Task directions: Will you write out all the entries below exactly?

Input records:
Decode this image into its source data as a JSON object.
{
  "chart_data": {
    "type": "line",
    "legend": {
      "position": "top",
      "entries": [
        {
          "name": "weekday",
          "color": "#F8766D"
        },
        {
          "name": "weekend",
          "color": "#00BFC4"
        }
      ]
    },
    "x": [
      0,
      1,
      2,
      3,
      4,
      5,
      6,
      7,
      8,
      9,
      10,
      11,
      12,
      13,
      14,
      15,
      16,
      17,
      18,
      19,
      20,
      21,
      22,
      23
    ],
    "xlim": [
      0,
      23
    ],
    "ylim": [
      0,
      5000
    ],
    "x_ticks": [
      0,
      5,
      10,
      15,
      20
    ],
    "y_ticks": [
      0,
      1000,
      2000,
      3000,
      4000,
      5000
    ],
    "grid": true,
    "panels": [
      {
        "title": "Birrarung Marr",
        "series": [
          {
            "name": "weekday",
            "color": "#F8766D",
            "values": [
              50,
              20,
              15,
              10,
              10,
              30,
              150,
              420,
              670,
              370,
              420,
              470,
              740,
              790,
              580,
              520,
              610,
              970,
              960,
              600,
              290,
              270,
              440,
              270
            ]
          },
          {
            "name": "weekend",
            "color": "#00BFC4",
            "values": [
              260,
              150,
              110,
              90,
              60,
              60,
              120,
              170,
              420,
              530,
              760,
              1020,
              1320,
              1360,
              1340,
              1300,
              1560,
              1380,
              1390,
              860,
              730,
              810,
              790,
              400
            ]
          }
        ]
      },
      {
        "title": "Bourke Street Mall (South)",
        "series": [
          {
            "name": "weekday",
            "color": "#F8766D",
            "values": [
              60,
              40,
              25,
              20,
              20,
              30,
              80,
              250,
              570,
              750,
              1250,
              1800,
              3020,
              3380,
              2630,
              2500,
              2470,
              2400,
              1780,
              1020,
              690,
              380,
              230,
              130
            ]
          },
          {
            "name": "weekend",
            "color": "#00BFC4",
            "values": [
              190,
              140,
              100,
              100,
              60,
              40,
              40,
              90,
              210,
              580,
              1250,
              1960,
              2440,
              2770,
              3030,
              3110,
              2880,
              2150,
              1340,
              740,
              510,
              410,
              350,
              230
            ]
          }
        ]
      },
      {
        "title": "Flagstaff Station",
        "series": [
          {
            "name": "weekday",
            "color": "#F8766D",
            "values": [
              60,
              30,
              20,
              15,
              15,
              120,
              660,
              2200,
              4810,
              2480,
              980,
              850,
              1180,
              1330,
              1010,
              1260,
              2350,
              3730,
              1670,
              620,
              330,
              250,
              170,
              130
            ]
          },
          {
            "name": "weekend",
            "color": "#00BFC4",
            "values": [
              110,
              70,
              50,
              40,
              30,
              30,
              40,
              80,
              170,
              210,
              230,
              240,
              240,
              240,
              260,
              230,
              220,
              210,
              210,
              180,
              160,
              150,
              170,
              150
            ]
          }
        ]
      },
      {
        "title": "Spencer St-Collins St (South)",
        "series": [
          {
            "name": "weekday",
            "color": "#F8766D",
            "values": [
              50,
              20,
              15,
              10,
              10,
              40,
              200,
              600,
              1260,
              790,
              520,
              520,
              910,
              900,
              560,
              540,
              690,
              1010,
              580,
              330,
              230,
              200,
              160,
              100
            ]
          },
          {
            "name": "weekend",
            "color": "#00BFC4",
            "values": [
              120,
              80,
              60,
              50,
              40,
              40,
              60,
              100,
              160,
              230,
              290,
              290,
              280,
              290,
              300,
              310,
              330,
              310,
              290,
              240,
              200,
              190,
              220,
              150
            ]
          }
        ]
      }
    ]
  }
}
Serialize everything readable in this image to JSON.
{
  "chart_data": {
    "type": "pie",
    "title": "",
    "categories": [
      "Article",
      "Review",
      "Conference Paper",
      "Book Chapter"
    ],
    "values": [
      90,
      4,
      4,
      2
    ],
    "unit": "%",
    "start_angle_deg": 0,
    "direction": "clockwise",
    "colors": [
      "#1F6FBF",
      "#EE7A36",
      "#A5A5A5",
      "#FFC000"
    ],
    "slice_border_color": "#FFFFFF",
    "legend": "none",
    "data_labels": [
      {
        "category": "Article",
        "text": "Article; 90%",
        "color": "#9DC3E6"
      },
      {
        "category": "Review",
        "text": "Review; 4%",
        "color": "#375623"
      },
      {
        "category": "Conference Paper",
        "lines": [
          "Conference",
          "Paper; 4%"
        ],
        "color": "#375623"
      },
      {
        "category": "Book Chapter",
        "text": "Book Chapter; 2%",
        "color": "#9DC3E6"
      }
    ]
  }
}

The result:
Decode this image into its source data as a JSON object.
{
  "chart_data": {
    "type": "line",
    "legend": {
      "position": "top",
      "entries": [
        {
          "name": "weekday",
          "color": "#F8766D"
        },
        {
          "name": "weekend",
          "color": "#00BFC4"
        }
      ]
    },
    "x": [
      0,
      1,
      2,
      3,
      4,
      5,
      6,
      7,
      8,
      9,
      10,
      11,
      12,
      13,
      14,
      15,
      16,
      17,
      18,
      19,
      20,
      21,
      22,
      23
    ],
    "xlim": [
      0,
      23
    ],
    "ylim": [
      0,
      5000
    ],
    "x_ticks": [
      0,
      5,
      10,
      15,
      20
    ],
    "y_ticks": [
      0,
      1000,
      2000,
      3000,
      4000,
      5000
    ],
    "grid": true,
    "panels": [
      {
        "title": "Birrarung Marr",
        "series": [
          {
            "name": "weekday",
            "color": "#F8766D",
            "values": [
              50,
              20,
              15,
              10,
              10,
              30,
              150,
              420,
              670,
              370,
              420,
              470,
              740,
              790,
              580,
              520,
              610,
              970,
              960,
              600,
              290,
              270,
              440,
              270
            ]
          },
          {
            "name": "weekend",
            "color": "#00BFC4",
            "values": [
              260,
              150,
              110,
              90,
              60,
              60,
              120,
              170,
              420,
              530,
              760,
              1020,
              1320,
              1360,
              1340,
              1300,
              1560,
              1380,
              1390,
              860,
              730,
              810,
              790,
              400
            ]
          }
        ]
      },
      {
        "title": "Bourke Street Mall (South)",
        "series": [
          {
            "name": "weekday",
            "color": "#F8766D",
            "values": [
              60,
              40,
              25,
              20,
              20,
              30,
              80,
              250,
              570,
              750,
              1250,
              1800,
              3020,
              3380,
              2630,
              2500,
              2470,
              2400,
              1780,
              1020,
              690,
              380,
              230,
              130
            ]
          },
          {
            "name": "weekend",
            "color": "#00BFC4",
            "values": [
              190,
              140,
              100,
              100,
              60,
              40,
              40,
              90,
              210,
              580,
              1250,
              1960,
              2440,
              2770,
              3030,
              3110,
              2880,
              2150,
              1340,
              740,
              510,
              410,
              350,
              230
            ]
          }
        ]
      },
      {
        "title": "Flagstaff Station",
        "series": [
          {
            "name": "weekday",
            "color": "#F8766D",
            "values": [
              60,
              30,
              20,
              15,
              15,
              120,
              660,
              2200,
              4810,
              2480,
              980,
              850,
              1180,
              1330,
              1010,
              1260,
              2350,
              3730,
              1670,
              620,
              330,
              250,
              170,
              130
            ]
          },
          {
            "name": "weekend",
            "color": "#00BFC4",
            "values": [
              110,
              70,
              50,
              40,
              30,
              30,
              40,
              80,
              170,
              210,
              230,
              240,
              240,
              240,
              260,
              230,
              220,
              210,
              210,
              180,
              160,
              150,
              170,
              150
            ]
          }
        ]
      },
      {
        "title": "Spencer St-Collins St (South)",
        "series": [
          {
            "name": "weekday",
            "color": "#F8766D",
            "values": [
              50,
              20,
              15,
              10,
              10,
              40,
              200,
              600,
              1260,
              790,
              520,
              520,
              910,
              900,
              560,
              540,
              690,
              1010,
              580,
              330,
              230,
              200,
              160,
              100
            ]
          },
          {
            "name": "weekend",
            "color": "#00BFC4",
            "values": [
              120,
              80,
              60,
              50,
              40,
              40,
              60,
              100,
              160,
              230,
              290,
              290,
              280,
              290,
              300,
              310,
              330,
              310,
              290,
              240,
              200,
              190,
              220,
              150
            ]
          }
        ]
      }
    ]
  }
}
Serialize everything readable in this image to JSON.
{
  "chart_data": {
    "type": "pie",
    "title": "",
    "categories": [
      "Article",
      "Review",
      "Conference Paper",
      "Book Chapter"
    ],
    "values": [
      90,
      4,
      4,
      2
    ],
    "unit": "%",
    "start_angle_deg": 0,
    "direction": "clockwise",
    "colors": [
      "#1F6FBF",
      "#EE7A36",
      "#A5A5A5",
      "#FFC000"
    ],
    "slice_border_color": "#FFFFFF",
    "legend": "none",
    "data_labels": [
      {
        "category": "Article",
        "text": "Article; 90%",
        "color": "#9DC3E6"
      },
      {
        "category": "Review",
        "text": "Review; 4%",
        "color": "#375623"
      },
      {
        "category": "Conference Paper",
        "lines": [
          "Conference",
          "Paper; 4%"
        ],
        "color": "#375623"
      },
      {
        "category": "Book Chapter",
        "text": "Book Chapter; 2%",
        "color": "#9DC3E6"
      }
    ]
  }
}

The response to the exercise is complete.